--- BEGIN RAW DATA ---
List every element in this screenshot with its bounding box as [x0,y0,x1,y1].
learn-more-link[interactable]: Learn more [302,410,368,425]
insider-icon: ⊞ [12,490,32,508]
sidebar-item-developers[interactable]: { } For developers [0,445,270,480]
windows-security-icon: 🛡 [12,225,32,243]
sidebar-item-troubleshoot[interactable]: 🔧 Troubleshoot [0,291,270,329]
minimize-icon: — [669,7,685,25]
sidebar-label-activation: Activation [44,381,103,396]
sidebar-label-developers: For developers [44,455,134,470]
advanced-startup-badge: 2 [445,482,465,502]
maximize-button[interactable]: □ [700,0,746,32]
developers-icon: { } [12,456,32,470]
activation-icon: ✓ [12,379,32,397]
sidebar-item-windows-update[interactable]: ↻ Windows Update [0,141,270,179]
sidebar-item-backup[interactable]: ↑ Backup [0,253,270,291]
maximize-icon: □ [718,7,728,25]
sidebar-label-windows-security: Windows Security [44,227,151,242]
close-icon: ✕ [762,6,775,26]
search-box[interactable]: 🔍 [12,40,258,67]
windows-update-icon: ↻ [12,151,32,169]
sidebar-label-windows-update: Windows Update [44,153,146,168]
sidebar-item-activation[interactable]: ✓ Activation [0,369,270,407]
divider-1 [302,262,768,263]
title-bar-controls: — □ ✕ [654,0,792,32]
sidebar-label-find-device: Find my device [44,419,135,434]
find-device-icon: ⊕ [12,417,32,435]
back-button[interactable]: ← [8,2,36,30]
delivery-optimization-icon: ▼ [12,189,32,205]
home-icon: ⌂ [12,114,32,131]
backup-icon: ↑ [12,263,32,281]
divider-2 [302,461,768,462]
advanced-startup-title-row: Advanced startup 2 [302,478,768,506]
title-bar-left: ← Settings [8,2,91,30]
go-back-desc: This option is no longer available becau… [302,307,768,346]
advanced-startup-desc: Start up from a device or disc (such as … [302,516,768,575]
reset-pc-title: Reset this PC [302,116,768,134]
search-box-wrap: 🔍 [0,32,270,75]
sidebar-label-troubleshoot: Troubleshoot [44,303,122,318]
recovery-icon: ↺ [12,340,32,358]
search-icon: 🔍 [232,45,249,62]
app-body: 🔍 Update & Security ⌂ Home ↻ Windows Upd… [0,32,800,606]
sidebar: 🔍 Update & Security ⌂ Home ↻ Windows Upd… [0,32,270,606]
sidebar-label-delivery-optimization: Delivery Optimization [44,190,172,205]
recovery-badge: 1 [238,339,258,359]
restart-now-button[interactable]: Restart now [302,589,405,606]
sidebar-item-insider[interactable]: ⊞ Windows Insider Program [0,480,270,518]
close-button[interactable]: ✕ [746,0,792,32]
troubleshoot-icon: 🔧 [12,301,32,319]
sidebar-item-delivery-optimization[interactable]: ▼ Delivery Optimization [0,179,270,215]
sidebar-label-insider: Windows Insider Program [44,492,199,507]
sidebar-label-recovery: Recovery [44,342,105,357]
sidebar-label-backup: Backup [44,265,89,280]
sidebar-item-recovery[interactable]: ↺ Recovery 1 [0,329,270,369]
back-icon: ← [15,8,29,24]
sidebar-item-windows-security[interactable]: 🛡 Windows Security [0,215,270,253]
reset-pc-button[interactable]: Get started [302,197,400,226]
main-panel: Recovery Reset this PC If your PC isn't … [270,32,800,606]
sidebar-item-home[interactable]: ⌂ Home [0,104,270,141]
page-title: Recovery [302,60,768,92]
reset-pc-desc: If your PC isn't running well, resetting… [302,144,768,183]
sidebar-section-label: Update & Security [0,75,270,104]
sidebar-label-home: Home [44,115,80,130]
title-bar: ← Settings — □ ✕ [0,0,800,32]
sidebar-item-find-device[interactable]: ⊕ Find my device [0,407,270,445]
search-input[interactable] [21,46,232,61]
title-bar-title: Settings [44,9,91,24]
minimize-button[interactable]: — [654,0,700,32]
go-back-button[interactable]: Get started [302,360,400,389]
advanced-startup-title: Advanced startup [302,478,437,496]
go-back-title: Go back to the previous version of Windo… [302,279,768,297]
--- END RAW DATA ---
WHAT IS BEING ASKED:
Copy each of the rows above line for line, with no changes.

SOLUTION FOR THIS PROBLEM:
List every element in this screenshot with its bounding box as [x0,y0,x1,y1].
learn-more-link[interactable]: Learn more [302,410,368,425]
insider-icon: ⊞ [12,490,32,508]
sidebar-item-developers[interactable]: { } For developers [0,445,270,480]
windows-security-icon: 🛡 [12,225,32,243]
sidebar-item-troubleshoot[interactable]: 🔧 Troubleshoot [0,291,270,329]
minimize-icon: — [669,7,685,25]
sidebar-label-activation: Activation [44,381,103,396]
sidebar-label-developers: For developers [44,455,134,470]
advanced-startup-badge: 2 [445,482,465,502]
maximize-button[interactable]: □ [700,0,746,32]
developers-icon: { } [12,456,32,470]
activation-icon: ✓ [12,379,32,397]
sidebar-item-windows-update[interactable]: ↻ Windows Update [0,141,270,179]
sidebar-item-backup[interactable]: ↑ Backup [0,253,270,291]
maximize-icon: □ [718,7,728,25]
sidebar-label-windows-security: Windows Security [44,227,151,242]
close-icon: ✕ [762,6,775,26]
search-box[interactable]: 🔍 [12,40,258,67]
windows-update-icon: ↻ [12,151,32,169]
sidebar-label-windows-update: Windows Update [44,153,146,168]
sidebar-item-activation[interactable]: ✓ Activation [0,369,270,407]
divider-1 [302,262,768,263]
title-bar-controls: — □ ✕ [654,0,792,32]
sidebar-label-find-device: Find my device [44,419,135,434]
find-device-icon: ⊕ [12,417,32,435]
back-button[interactable]: ← [8,2,36,30]
delivery-optimization-icon: ▼ [12,189,32,205]
home-icon: ⌂ [12,114,32,131]
backup-icon: ↑ [12,263,32,281]
divider-2 [302,461,768,462]
advanced-startup-title-row: Advanced startup 2 [302,478,768,506]
title-bar-left: ← Settings [8,2,91,30]
go-back-desc: This option is no longer available becau… [302,307,768,346]
advanced-startup-desc: Start up from a device or disc (such as … [302,516,768,575]
reset-pc-title: Reset this PC [302,116,768,134]
search-box-wrap: 🔍 [0,32,270,75]
sidebar-label-troubleshoot: Troubleshoot [44,303,122,318]
recovery-icon: ↺ [12,340,32,358]
search-icon: 🔍 [232,45,249,62]
app-body: 🔍 Update & Security ⌂ Home ↻ Windows Upd… [0,32,800,606]
sidebar: 🔍 Update & Security ⌂ Home ↻ Windows Upd… [0,32,270,606]
sidebar-label-delivery-optimization: Delivery Optimization [44,190,172,205]
recovery-badge: 1 [238,339,258,359]
restart-now-button[interactable]: Restart now [302,589,405,606]
sidebar-item-insider[interactable]: ⊞ Windows Insider Program [0,480,270,518]
close-button[interactable]: ✕ [746,0,792,32]
troubleshoot-icon: 🔧 [12,301,32,319]
sidebar-item-delivery-optimization[interactable]: ▼ Delivery Optimization [0,179,270,215]
sidebar-label-insider: Windows Insider Program [44,492,199,507]
sidebar-label-recovery: Recovery [44,342,105,357]
sidebar-label-backup: Backup [44,265,89,280]
sidebar-item-recovery[interactable]: ↺ Recovery 1 [0,329,270,369]
back-icon: ← [15,8,29,24]
sidebar-item-windows-security[interactable]: 🛡 Windows Security [0,215,270,253]
reset-pc-button[interactable]: Get started [302,197,400,226]
main-panel: Recovery Reset this PC If your PC isn't … [270,32,800,606]
sidebar-item-home[interactable]: ⌂ Home [0,104,270,141]
page-title: Recovery [302,60,768,92]
reset-pc-desc: If your PC isn't running well, resetting… [302,144,768,183]
sidebar-section-label: Update & Security [0,75,270,104]
sidebar-label-home: Home [44,115,80,130]
title-bar: ← Settings — □ ✕ [0,0,800,32]
sidebar-item-find-device[interactable]: ⊕ Find my device [0,407,270,445]
search-input[interactable] [21,46,232,61]
title-bar-title: Settings [44,9,91,24]
minimize-button[interactable]: — [654,0,700,32]
go-back-button[interactable]: Get started [302,360,400,389]
advanced-startup-title: Advanced startup [302,478,437,496]
go-back-title: Go back to the previous version of Windo… [302,279,768,297]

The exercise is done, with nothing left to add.